**WHAT YOU HAVE TO DO:** Strip the pictures and reproduce the rest of the listing exactly.

**STORED DATA:**
┄┄┄┄┄┄

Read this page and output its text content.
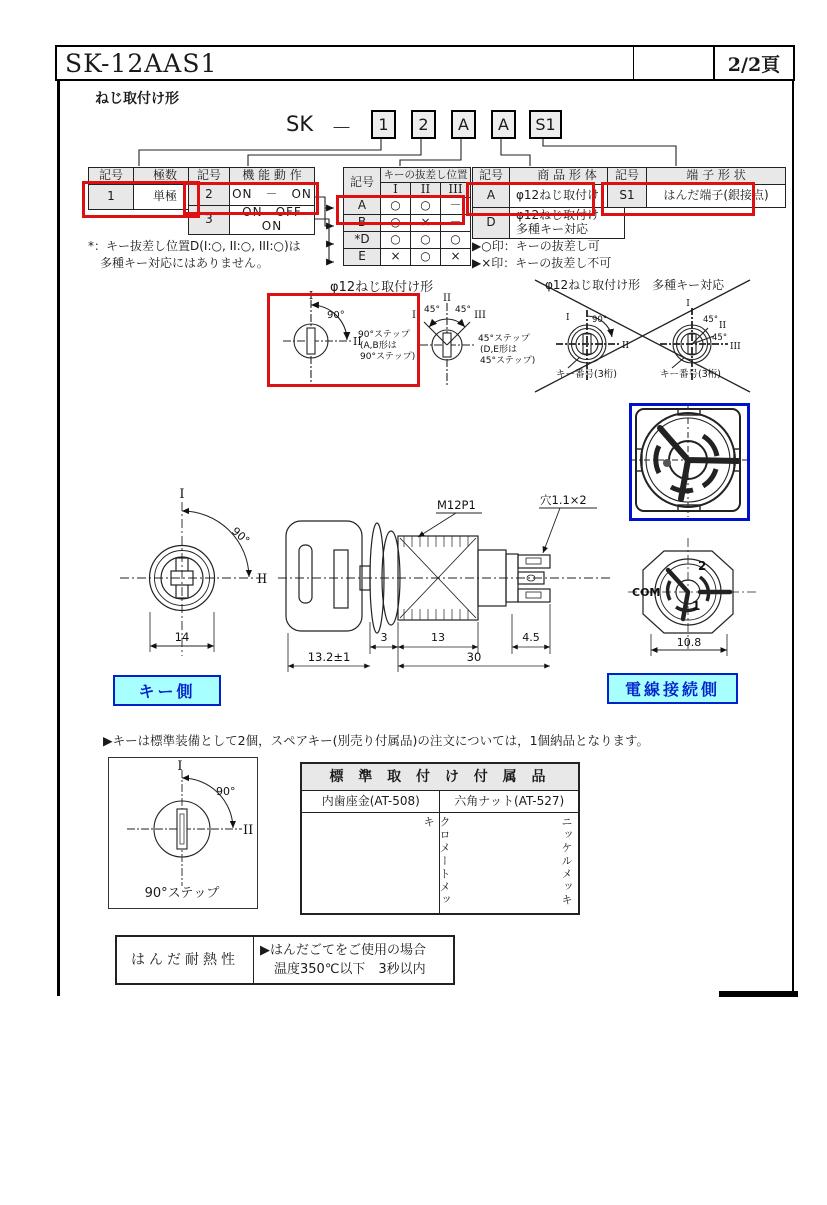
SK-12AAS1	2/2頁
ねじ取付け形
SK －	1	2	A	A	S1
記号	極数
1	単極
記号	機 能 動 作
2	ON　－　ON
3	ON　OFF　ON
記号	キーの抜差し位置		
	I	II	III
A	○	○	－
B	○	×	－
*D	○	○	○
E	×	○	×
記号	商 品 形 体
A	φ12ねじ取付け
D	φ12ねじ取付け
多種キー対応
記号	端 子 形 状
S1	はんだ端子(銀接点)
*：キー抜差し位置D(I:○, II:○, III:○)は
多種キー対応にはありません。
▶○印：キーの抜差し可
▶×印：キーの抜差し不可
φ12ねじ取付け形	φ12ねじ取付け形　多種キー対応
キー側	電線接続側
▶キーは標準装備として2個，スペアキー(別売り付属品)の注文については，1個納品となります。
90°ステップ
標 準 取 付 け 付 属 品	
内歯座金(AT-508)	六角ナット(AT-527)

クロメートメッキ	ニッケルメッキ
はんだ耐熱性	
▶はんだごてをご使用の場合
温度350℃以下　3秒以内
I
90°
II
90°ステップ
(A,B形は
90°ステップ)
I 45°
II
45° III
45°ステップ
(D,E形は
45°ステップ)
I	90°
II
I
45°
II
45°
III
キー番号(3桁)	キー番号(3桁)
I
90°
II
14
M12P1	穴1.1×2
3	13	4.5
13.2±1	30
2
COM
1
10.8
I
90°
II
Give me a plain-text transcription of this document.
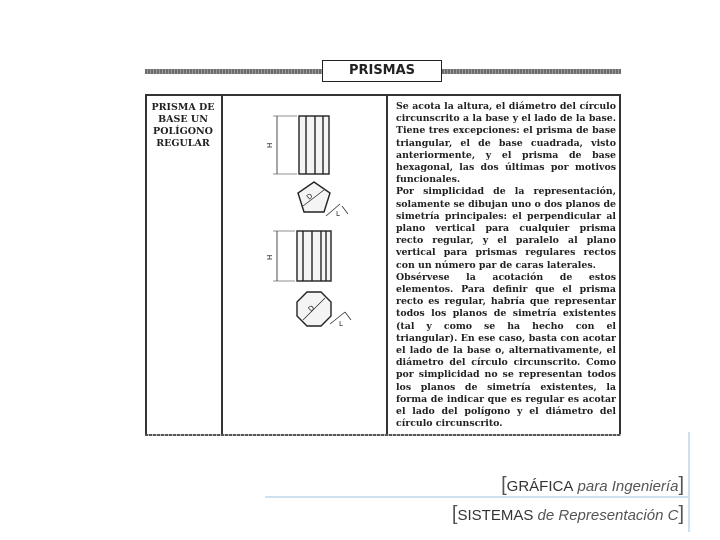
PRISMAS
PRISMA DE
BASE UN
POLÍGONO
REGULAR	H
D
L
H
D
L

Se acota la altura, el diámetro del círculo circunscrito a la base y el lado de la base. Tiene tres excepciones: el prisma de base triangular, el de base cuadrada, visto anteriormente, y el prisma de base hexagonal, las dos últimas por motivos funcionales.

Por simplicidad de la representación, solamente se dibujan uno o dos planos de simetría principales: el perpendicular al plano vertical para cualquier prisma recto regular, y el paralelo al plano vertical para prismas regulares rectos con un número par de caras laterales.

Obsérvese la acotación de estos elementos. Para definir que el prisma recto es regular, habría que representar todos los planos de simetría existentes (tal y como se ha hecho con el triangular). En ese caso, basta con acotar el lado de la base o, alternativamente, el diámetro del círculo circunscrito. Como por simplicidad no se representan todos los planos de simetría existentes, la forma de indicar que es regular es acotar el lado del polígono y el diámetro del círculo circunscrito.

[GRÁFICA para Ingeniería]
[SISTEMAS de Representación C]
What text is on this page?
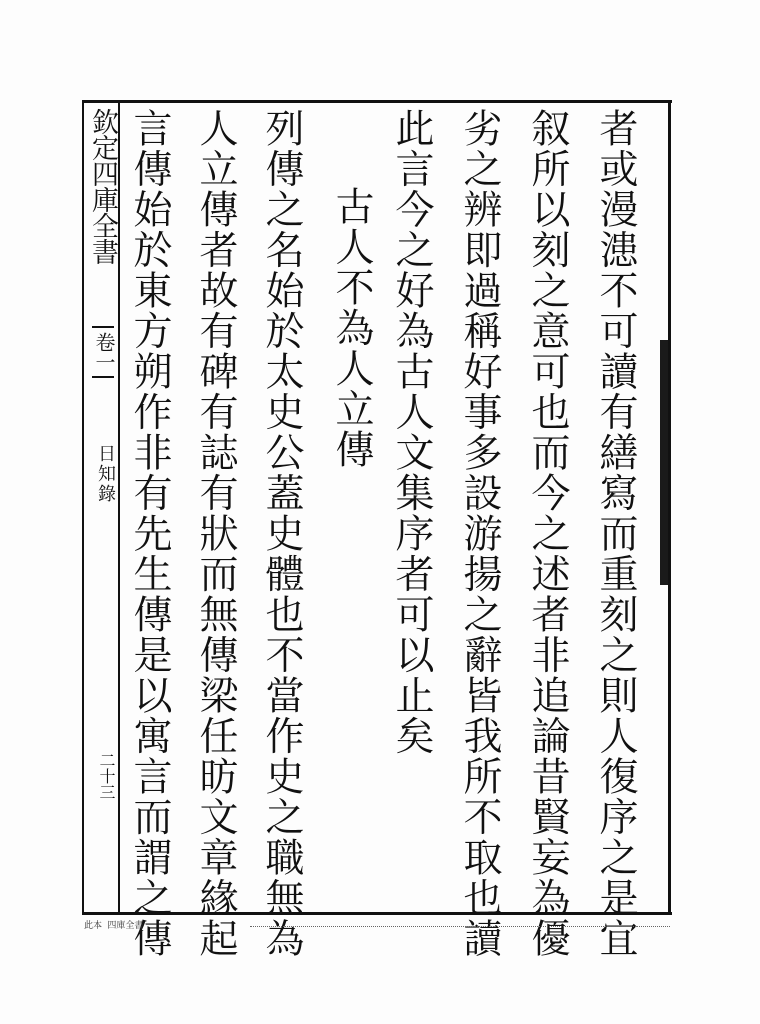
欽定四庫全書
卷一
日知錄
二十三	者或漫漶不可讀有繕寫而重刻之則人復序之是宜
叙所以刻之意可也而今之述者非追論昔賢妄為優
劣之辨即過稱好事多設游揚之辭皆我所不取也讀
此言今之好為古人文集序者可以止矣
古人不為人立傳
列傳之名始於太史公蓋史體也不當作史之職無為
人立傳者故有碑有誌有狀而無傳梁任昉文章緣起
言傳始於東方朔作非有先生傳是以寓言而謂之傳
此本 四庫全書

┄┄┄┄┄┄

**SOLUTION TO THIS PROBLEM:**
Read this page and output its text content.
SK-12AAS1	2/2頁
ねじ取付け形
SK －	1	2	A	A	S1
記号	極数
1	単極
記号	機 能 動 作
2	ON　－　ON
3	ON　OFF　ON
記号	キーの抜差し位置		
	I	II	III
A	○	○	－
B	○	×	－
*D	○	○	○
E	×	○	×
記号	商 品 形 体
A	φ12ねじ取付け
D	φ12ねじ取付け
多種キー対応
記号	端 子 形 状
S1	はんだ端子(銀接点)
*：キー抜差し位置D(I:○, II:○, III:○)は
多種キー対応にはありません。
▶○印：キーの抜差し可
▶×印：キーの抜差し不可
φ12ねじ取付け形	φ12ねじ取付け形　多種キー対応
キー側	電線接続側
▶キーは標準装備として2個，スペアキー(別売り付属品)の注文については，1個納品となります。
90°ステップ
標 準 取 付 け 付 属 品	
内歯座金(AT-508)	六角ナット(AT-527)

クロメートメッキ	ニッケルメッキ
はんだ耐熱性	
▶はんだごてをご使用の場合
温度350℃以下　3秒以内
I
90°
II
90°ステップ
(A,B形は
90°ステップ)
I 45°
II
45° III
45°ステップ
(D,E形は
45°ステップ)
I	90°
II
I
45°
II
45°
III
キー番号(3桁)	キー番号(3桁)
I
90°
II
14
M12P1	穴1.1×2
3	13	4.5
13.2±1	30
2
COM
1
10.8
I
90°
II
Give me a plain-text transcription of this document.
PRISMAS
PRISMA DE
BASE UN
POLÍGONO
REGULAR	H
D
L
H
D
L

Se acota la altura, el diámetro del círculo circunscrito a la base y el lado de la base. Tiene tres excepciones: el prisma de base triangular, el de base cuadrada, visto anteriormente, y el prisma de base hexagonal, las dos últimas por motivos funcionales.

Por simplicidad de la representación, solamente se dibujan uno o dos planos de simetría principales: el perpendicular al plano vertical para cualquier prisma recto regular, y el paralelo al plano vertical para prismas regulares rectos con un número par de caras laterales.

Obsérvese la acotación de estos elementos. Para definir que el prisma recto es regular, habría que representar todos los planos de simetría existentes (tal y como se ha hecho con el triangular). En ese caso, basta con acotar el lado de la base o, alternativamente, el diámetro del círculo circunscrito. Como por simplicidad no se representan todos los planos de simetría existentes, la forma de indicar que es regular es acotar el lado del polígono y el diámetro del círculo circunscrito.

[GRÁFICA para Ingeniería]
[SISTEMAS de Representación C]
What text is on this page?
欽定四庫全書
卷一
日知錄
二十三	者或漫漶不可讀有繕寫而重刻之則人復序之是宜
叙所以刻之意可也而今之述者非追論昔賢妄為優
劣之辨即過稱好事多設游揚之辭皆我所不取也讀
此言今之好為古人文集序者可以止矣
古人不為人立傳
列傳之名始於太史公蓋史體也不當作史之職無為
人立傳者故有碑有誌有狀而無傳梁任昉文章緣起
言傳始於東方朔作非有先生傳是以寓言而謂之傳
此本 四庫全書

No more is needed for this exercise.